Work to be completed - Leave the pictures out and transcribe every record exactly.

>>>>

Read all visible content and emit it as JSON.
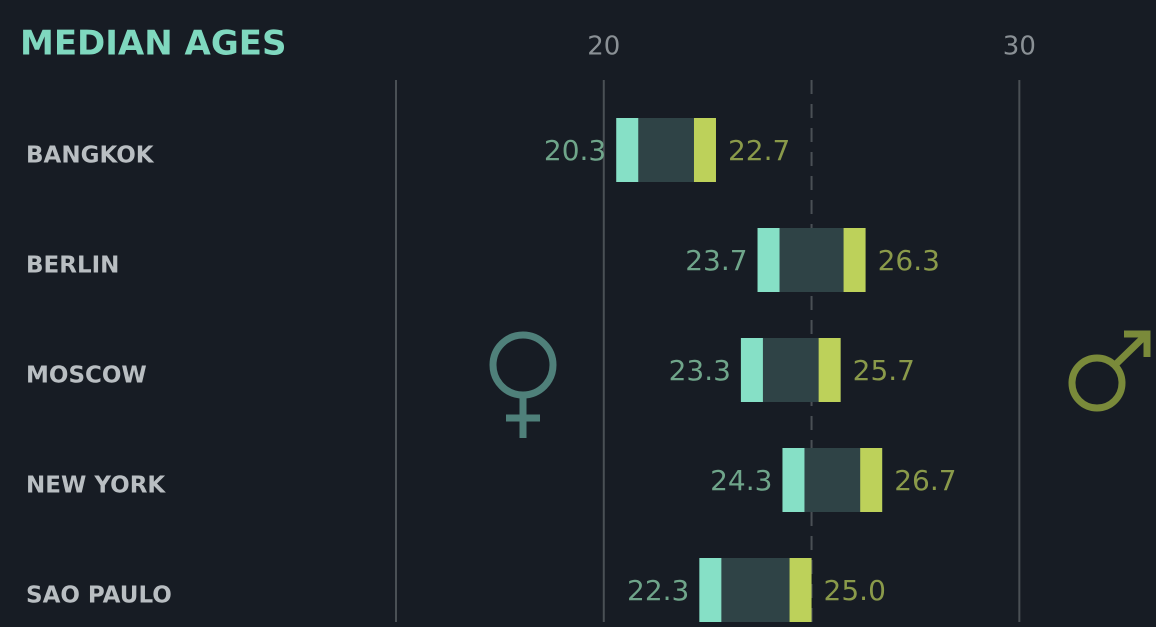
{
  "chart_data": {
    "type": "range_bar",
    "title": "MEDIAN AGES",
    "categories": [
      "BANGKOK",
      "BERLIN",
      "MOSCOW",
      "NEW YORK",
      "SAO PAULO"
    ],
    "series": [
      {
        "color": "#86e0c6",
        "label_color": "#6fa58a",
        "values": [
          20.3,
          23.7,
          23.3,
          24.3,
          22.3
        ],
        "value_labels": [
          "20.3",
          "23.7",
          "23.3",
          "24.3",
          "22.3"
        ]
      },
      {
        "color": "#bdd15a",
        "label_color": "#8a9a4a",
        "values": [
          22.7,
          26.3,
          25.7,
          26.7,
          25.0
        ],
        "value_labels": [
          "22.7",
          "26.3",
          "25.7",
          "26.7",
          "25.0"
        ]
      }
    ],
    "bar_color": "#2f4346",
    "xlim": [
      15,
      33
    ],
    "xticks": [
      20,
      30
    ],
    "reference_line": 25,
    "grid": true
  }
}
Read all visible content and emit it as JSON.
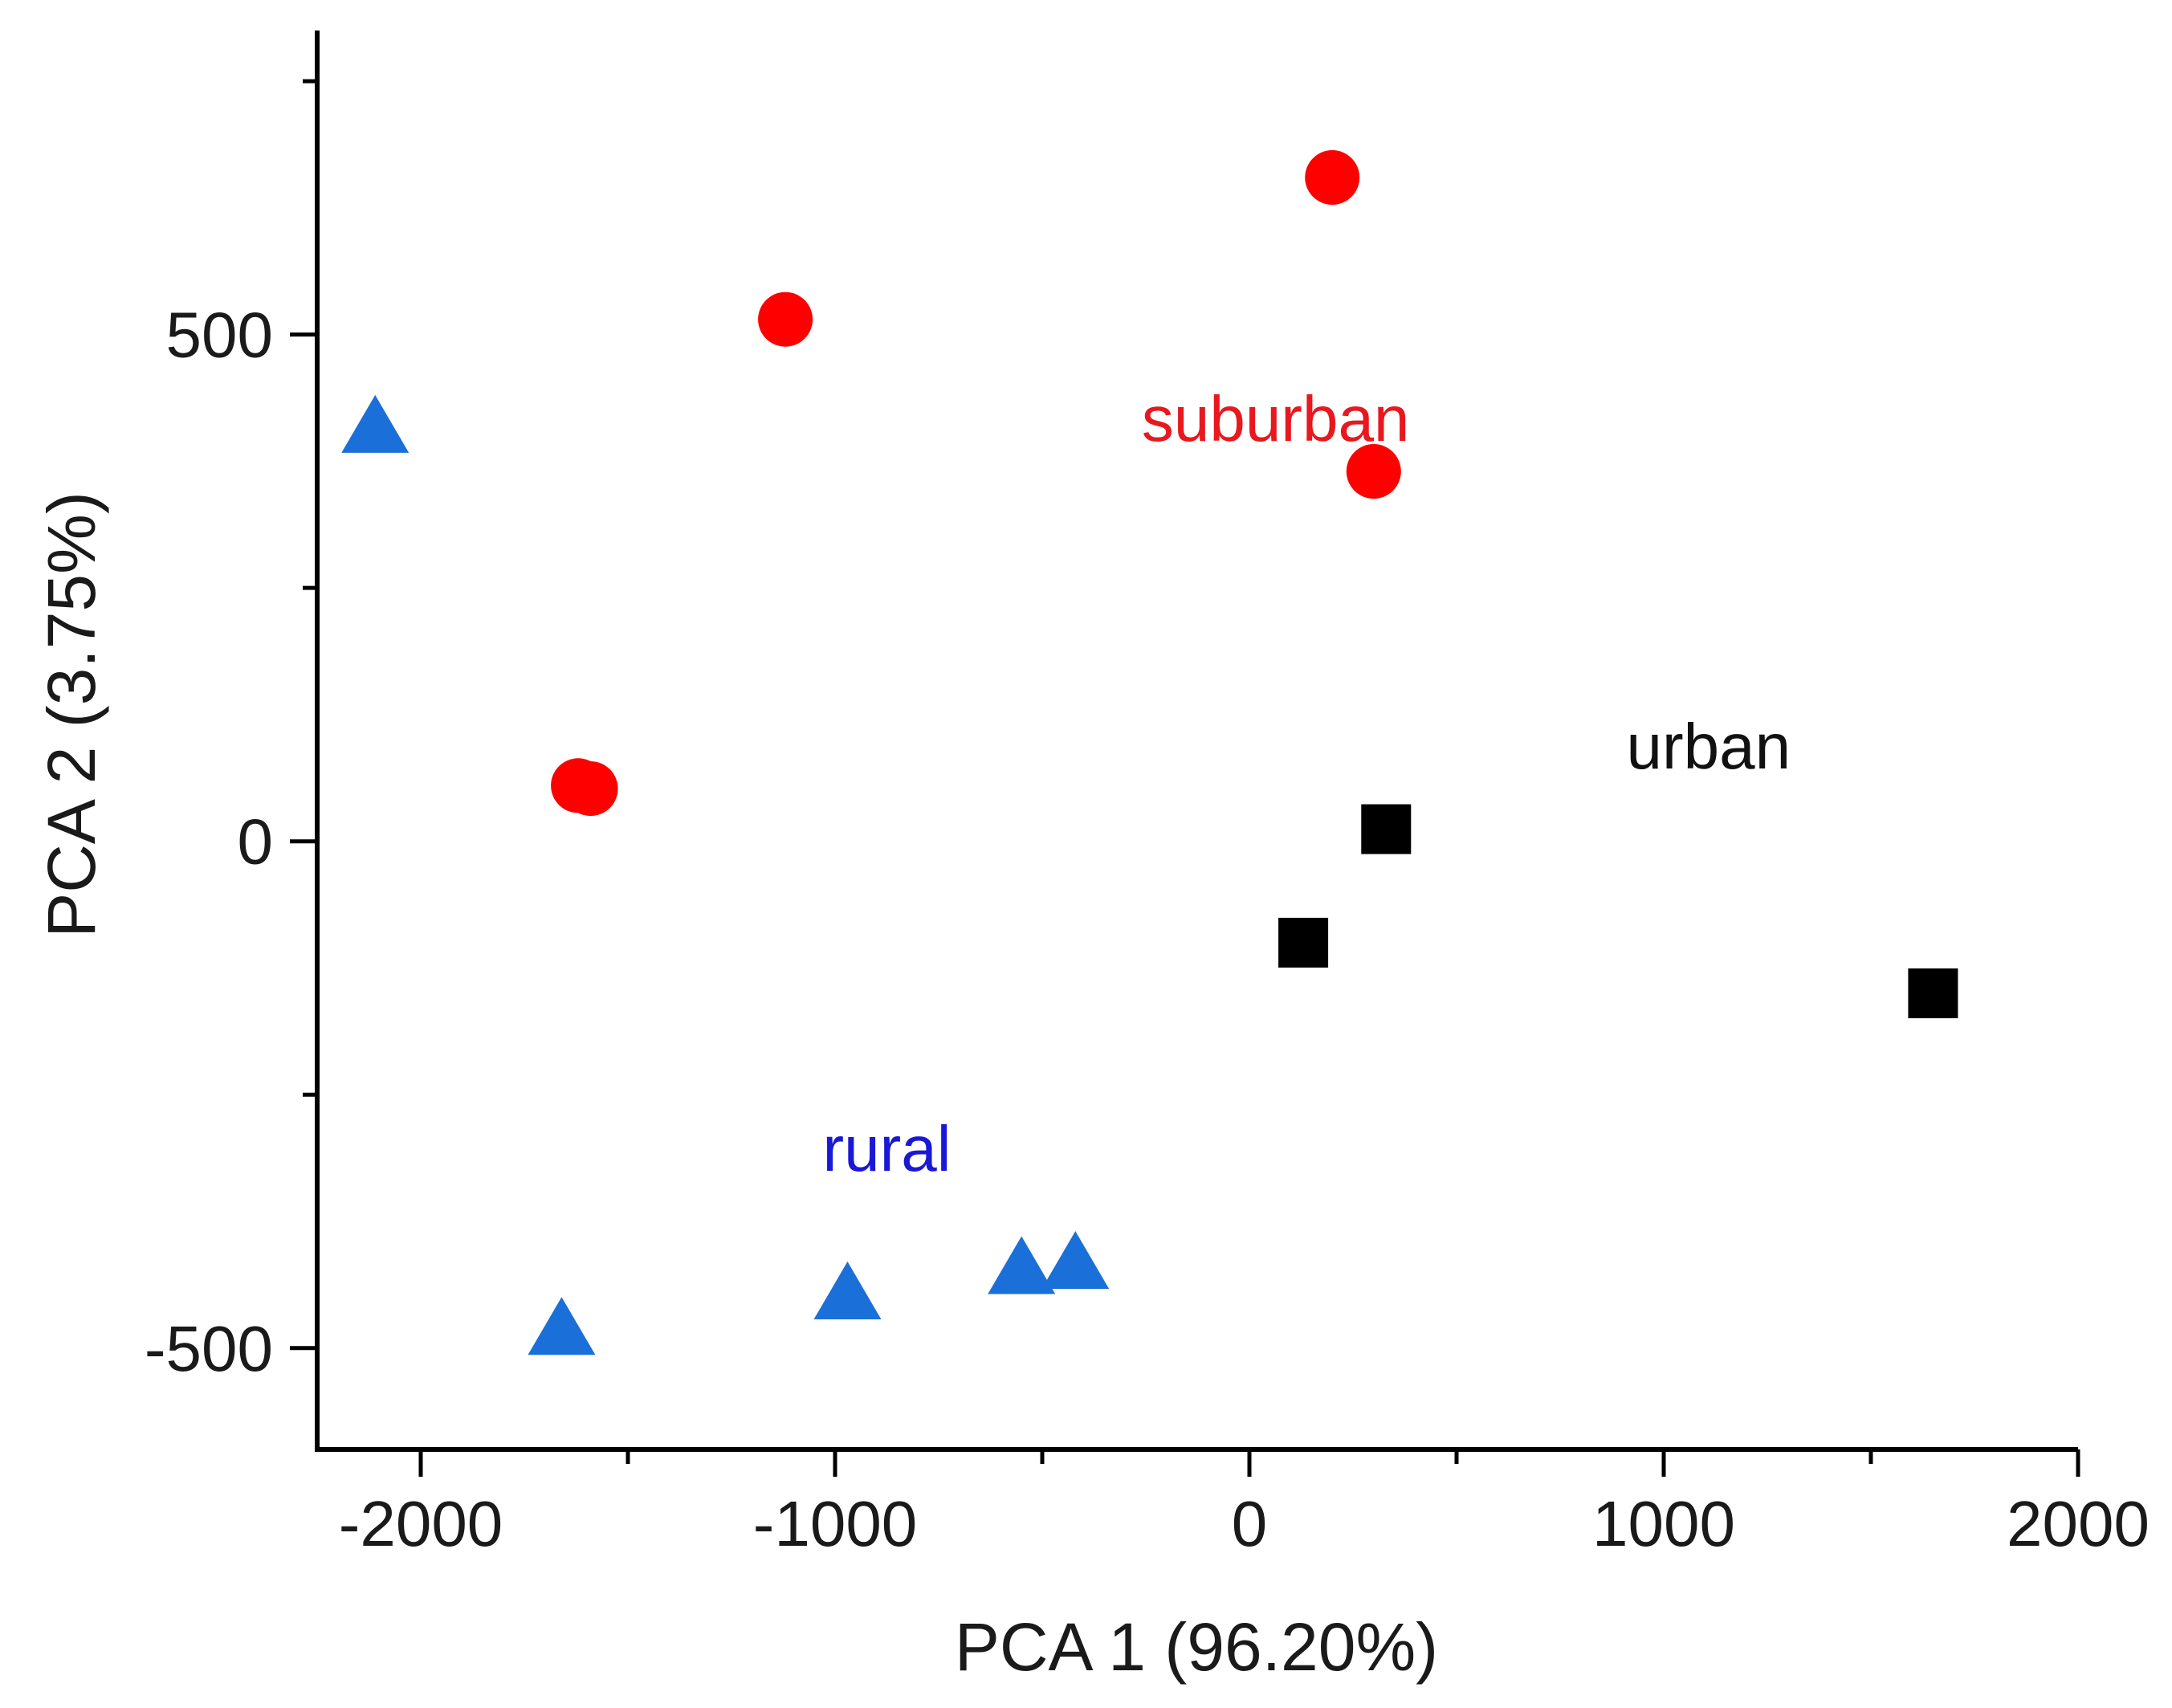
{
  "chart_data": {
    "type": "scatter",
    "xlabel": "PCA 1 (96.20%)",
    "ylabel": "PCA 2 (3.75%)",
    "xlim": [
      -2250,
      2000
    ],
    "ylim": [
      -600,
      800
    ],
    "x_ticks": [
      -2000,
      -1000,
      0,
      1000,
      2000
    ],
    "x_tick_labels": [
      "-2000",
      "-1000",
      "0",
      "1000",
      "2000"
    ],
    "x_minor_ticks": [
      -1500,
      -500,
      500,
      1500
    ],
    "y_ticks": [
      -500,
      0,
      500
    ],
    "y_tick_labels": [
      "-500",
      "0",
      "500"
    ],
    "y_minor_ticks": [
      -250,
      250,
      750
    ],
    "grid": false,
    "series": [
      {
        "name": "suburban",
        "marker": "circle",
        "color": "#ff0000",
        "label_color": "#e8181e",
        "x": [
          200,
          -1120,
          300,
          -1620,
          -1590
        ],
        "y": [
          655,
          515,
          365,
          55,
          52
        ],
        "label_at": [
          -260,
          395
        ]
      },
      {
        "name": "urban",
        "marker": "square",
        "color": "#000000",
        "label_color": "#111111",
        "x": [
          330,
          130,
          1650
        ],
        "y": [
          12,
          -100,
          -150
        ],
        "label_at": [
          910,
          72
        ]
      },
      {
        "name": "rural",
        "marker": "triangle",
        "color": "#1b6fd8",
        "label_color": "#1a18d6",
        "x": [
          -2110,
          -1660,
          -970,
          -550,
          -420
        ],
        "y": [
          405,
          -485,
          -450,
          -425,
          -420
        ],
        "label_at": [
          -1030,
          -325
        ]
      }
    ]
  }
}
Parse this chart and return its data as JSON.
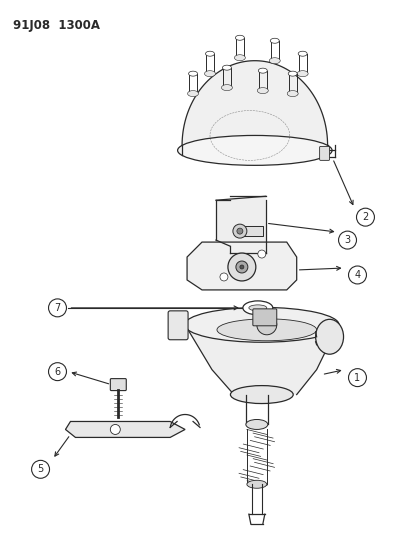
{
  "title": "91J08  1300A",
  "background_color": "#ffffff",
  "line_color": "#2a2a2a",
  "fig_width": 4.14,
  "fig_height": 5.33,
  "dpi": 100
}
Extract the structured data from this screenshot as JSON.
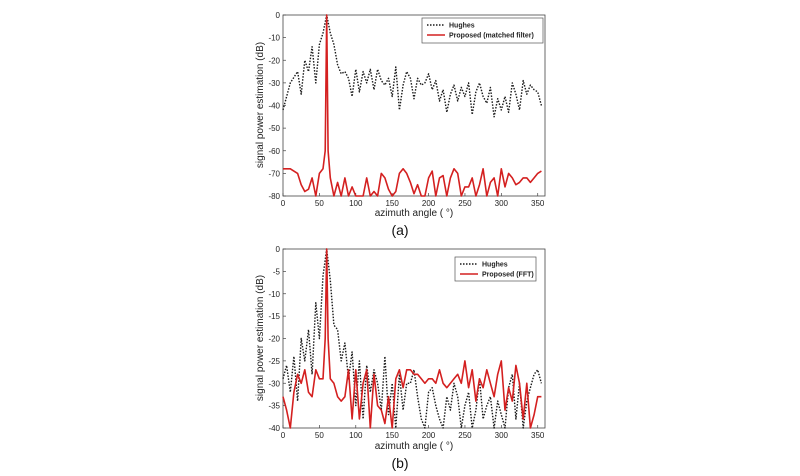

<<<<

Reply -
Read all visible content and emit it as JSON.
{
  "chart_data": {
    "type": "range_bar",
    "title": "MEDIAN AGES",
    "categories": [
      "BANGKOK",
      "BERLIN",
      "MOSCOW",
      "NEW YORK",
      "SAO PAULO"
    ],
    "series": [
      {
        "color": "#86e0c6",
        "label_color": "#6fa58a",
        "values": [
          20.3,
          23.7,
          23.3,
          24.3,
          22.3
        ],
        "value_labels": [
          "20.3",
          "23.7",
          "23.3",
          "24.3",
          "22.3"
        ]
      },
      {
        "color": "#bdd15a",
        "label_color": "#8a9a4a",
        "values": [
          22.7,
          26.3,
          25.7,
          26.7,
          25.0
        ],
        "value_labels": [
          "22.7",
          "26.3",
          "25.7",
          "26.7",
          "25.0"
        ]
      }
    ],
    "bar_color": "#2f4346",
    "xlim": [
      15,
      33
    ],
    "xticks": [
      20,
      30
    ],
    "reference_line": 25,
    "grid": true
  }
}
Read all visible content and emit it as JSON.
{
  "chart_data": {
    "type": "scatter",
    "xlabel": "PCA 1 (96.20%)",
    "ylabel": "PCA 2 (3.75%)",
    "xlim": [
      -2250,
      2000
    ],
    "ylim": [
      -600,
      800
    ],
    "x_ticks": [
      -2000,
      -1000,
      0,
      1000,
      2000
    ],
    "x_tick_labels": [
      "-2000",
      "-1000",
      "0",
      "1000",
      "2000"
    ],
    "x_minor_ticks": [
      -1500,
      -500,
      500,
      1500
    ],
    "y_ticks": [
      -500,
      0,
      500
    ],
    "y_tick_labels": [
      "-500",
      "0",
      "500"
    ],
    "y_minor_ticks": [
      -250,
      250,
      750
    ],
    "grid": false,
    "series": [
      {
        "name": "suburban",
        "marker": "circle",
        "color": "#ff0000",
        "label_color": "#e8181e",
        "x": [
          200,
          -1120,
          300,
          -1620,
          -1590
        ],
        "y": [
          655,
          515,
          365,
          55,
          52
        ],
        "label_at": [
          -260,
          395
        ]
      },
      {
        "name": "urban",
        "marker": "square",
        "color": "#000000",
        "label_color": "#111111",
        "x": [
          330,
          130,
          1650
        ],
        "y": [
          12,
          -100,
          -150
        ],
        "label_at": [
          910,
          72
        ]
      },
      {
        "name": "rural",
        "marker": "triangle",
        "color": "#1b6fd8",
        "label_color": "#1a18d6",
        "x": [
          -2110,
          -1660,
          -970,
          -550,
          -420
        ],
        "y": [
          405,
          -485,
          -450,
          -425,
          -420
        ],
        "label_at": [
          -1030,
          -325
        ]
      }
    ]
  }
}
Parse this chart and return its data as JSON.
{
  "title": "91J08  1300A",
  "background_color": "#ffffff",
  "line_color": "#2a2a2a",
  "fig_width": 4.14,
  "fig_height": 5.33,
  "dpi": 100
}
Extract the structured data from this screenshot as JSON.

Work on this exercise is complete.